Figure record extracts:
------------------------------------------------------------------------
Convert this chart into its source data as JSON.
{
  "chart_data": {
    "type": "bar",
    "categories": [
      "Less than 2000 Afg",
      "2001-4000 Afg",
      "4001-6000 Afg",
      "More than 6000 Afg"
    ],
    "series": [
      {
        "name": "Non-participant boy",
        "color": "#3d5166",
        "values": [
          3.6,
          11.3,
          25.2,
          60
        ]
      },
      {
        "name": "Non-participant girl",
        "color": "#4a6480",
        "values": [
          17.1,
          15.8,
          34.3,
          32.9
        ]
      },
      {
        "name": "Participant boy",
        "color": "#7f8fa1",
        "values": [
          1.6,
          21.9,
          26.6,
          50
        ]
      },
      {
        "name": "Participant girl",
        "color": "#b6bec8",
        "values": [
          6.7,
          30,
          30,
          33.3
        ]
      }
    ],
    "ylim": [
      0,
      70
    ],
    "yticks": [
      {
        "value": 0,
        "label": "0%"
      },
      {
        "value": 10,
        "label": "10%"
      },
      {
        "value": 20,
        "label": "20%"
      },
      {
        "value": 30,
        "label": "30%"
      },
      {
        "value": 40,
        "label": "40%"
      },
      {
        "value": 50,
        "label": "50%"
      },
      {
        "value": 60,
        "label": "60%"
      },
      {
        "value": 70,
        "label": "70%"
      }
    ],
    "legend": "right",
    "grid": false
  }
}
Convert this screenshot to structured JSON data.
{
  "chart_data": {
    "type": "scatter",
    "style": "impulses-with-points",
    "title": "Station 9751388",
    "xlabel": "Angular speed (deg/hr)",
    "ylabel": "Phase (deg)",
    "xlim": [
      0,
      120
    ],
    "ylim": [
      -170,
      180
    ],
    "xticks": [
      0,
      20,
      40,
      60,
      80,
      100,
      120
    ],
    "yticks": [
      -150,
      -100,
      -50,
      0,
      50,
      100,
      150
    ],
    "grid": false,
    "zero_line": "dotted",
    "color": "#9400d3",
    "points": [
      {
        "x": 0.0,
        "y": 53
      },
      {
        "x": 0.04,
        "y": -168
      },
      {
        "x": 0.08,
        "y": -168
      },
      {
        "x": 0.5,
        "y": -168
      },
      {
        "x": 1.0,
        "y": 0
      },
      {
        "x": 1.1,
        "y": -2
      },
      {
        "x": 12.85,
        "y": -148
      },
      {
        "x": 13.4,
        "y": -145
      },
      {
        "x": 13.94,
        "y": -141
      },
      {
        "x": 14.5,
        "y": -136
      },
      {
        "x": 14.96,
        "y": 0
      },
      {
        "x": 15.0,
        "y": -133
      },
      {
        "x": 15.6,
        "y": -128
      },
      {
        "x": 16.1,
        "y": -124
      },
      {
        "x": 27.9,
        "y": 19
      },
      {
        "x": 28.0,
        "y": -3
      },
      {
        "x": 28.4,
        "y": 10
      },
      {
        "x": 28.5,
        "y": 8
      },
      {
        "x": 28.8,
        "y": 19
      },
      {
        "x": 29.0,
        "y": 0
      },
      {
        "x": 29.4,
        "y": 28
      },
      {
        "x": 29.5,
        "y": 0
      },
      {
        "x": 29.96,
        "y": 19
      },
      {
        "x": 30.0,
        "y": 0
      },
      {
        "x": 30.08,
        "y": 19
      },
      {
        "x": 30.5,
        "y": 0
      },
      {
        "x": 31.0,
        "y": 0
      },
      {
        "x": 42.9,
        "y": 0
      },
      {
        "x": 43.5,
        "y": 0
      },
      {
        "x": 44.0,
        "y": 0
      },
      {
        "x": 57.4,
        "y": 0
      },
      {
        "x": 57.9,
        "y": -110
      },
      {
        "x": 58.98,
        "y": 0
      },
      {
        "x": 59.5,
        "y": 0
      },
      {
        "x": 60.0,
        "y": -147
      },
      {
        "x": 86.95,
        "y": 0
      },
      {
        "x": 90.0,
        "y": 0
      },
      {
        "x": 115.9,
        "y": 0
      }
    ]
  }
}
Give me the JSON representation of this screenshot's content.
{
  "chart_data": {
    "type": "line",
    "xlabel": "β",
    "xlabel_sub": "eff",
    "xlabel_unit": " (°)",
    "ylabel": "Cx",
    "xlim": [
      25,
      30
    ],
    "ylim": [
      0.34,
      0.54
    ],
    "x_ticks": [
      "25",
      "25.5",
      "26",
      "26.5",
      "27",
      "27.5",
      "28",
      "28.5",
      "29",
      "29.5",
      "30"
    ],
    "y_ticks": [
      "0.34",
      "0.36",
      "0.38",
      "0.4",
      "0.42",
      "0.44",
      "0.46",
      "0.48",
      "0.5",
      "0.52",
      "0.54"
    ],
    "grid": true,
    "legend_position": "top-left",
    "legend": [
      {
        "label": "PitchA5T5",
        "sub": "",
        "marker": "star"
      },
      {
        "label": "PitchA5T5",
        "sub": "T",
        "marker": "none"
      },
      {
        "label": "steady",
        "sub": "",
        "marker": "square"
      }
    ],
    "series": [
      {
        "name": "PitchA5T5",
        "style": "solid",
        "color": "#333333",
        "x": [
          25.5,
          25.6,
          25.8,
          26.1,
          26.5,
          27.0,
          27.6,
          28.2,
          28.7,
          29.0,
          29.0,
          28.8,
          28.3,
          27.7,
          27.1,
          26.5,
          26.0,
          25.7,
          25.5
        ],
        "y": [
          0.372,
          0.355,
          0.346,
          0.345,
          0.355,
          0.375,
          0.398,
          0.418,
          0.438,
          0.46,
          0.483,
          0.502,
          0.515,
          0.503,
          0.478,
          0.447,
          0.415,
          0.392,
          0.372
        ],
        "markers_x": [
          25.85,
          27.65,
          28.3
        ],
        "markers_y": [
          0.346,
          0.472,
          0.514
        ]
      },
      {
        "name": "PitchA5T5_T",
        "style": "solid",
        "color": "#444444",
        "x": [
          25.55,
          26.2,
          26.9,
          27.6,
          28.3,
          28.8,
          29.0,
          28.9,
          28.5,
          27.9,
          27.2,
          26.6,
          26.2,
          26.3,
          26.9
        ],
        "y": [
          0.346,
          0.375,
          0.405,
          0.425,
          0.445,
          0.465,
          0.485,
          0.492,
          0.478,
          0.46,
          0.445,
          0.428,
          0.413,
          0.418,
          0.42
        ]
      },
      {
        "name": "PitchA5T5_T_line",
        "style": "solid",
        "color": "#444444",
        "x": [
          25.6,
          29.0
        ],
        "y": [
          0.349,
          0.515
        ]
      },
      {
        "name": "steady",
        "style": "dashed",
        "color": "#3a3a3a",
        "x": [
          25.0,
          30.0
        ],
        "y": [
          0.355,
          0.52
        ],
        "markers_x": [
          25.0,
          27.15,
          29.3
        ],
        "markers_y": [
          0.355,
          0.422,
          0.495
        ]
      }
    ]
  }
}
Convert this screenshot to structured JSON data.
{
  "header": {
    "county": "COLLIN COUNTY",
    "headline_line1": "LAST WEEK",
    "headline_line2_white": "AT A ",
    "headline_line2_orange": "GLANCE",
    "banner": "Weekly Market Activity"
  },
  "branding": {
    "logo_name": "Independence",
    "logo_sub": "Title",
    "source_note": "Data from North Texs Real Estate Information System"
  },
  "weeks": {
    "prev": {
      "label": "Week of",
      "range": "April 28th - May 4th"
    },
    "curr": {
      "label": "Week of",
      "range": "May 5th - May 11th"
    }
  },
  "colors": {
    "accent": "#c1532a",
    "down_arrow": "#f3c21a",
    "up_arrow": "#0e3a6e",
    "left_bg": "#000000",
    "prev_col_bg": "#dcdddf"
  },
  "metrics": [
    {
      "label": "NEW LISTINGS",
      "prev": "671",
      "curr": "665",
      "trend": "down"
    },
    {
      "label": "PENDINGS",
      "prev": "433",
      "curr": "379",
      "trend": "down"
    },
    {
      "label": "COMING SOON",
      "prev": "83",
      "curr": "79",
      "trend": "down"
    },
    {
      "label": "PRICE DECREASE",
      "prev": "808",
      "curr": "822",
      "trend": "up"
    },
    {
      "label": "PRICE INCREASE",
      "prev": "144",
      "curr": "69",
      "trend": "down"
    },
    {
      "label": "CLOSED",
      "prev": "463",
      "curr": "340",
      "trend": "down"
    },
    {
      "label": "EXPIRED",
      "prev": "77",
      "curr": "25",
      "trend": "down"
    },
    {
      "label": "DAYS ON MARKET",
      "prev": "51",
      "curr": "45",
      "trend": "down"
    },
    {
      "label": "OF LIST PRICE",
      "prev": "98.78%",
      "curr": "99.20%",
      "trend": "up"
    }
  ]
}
------------------------------------------------------------------------
__Stated exercise__:
Each line of the material that holds the string "girl" counts once; give the total alone.

__Result below__:
2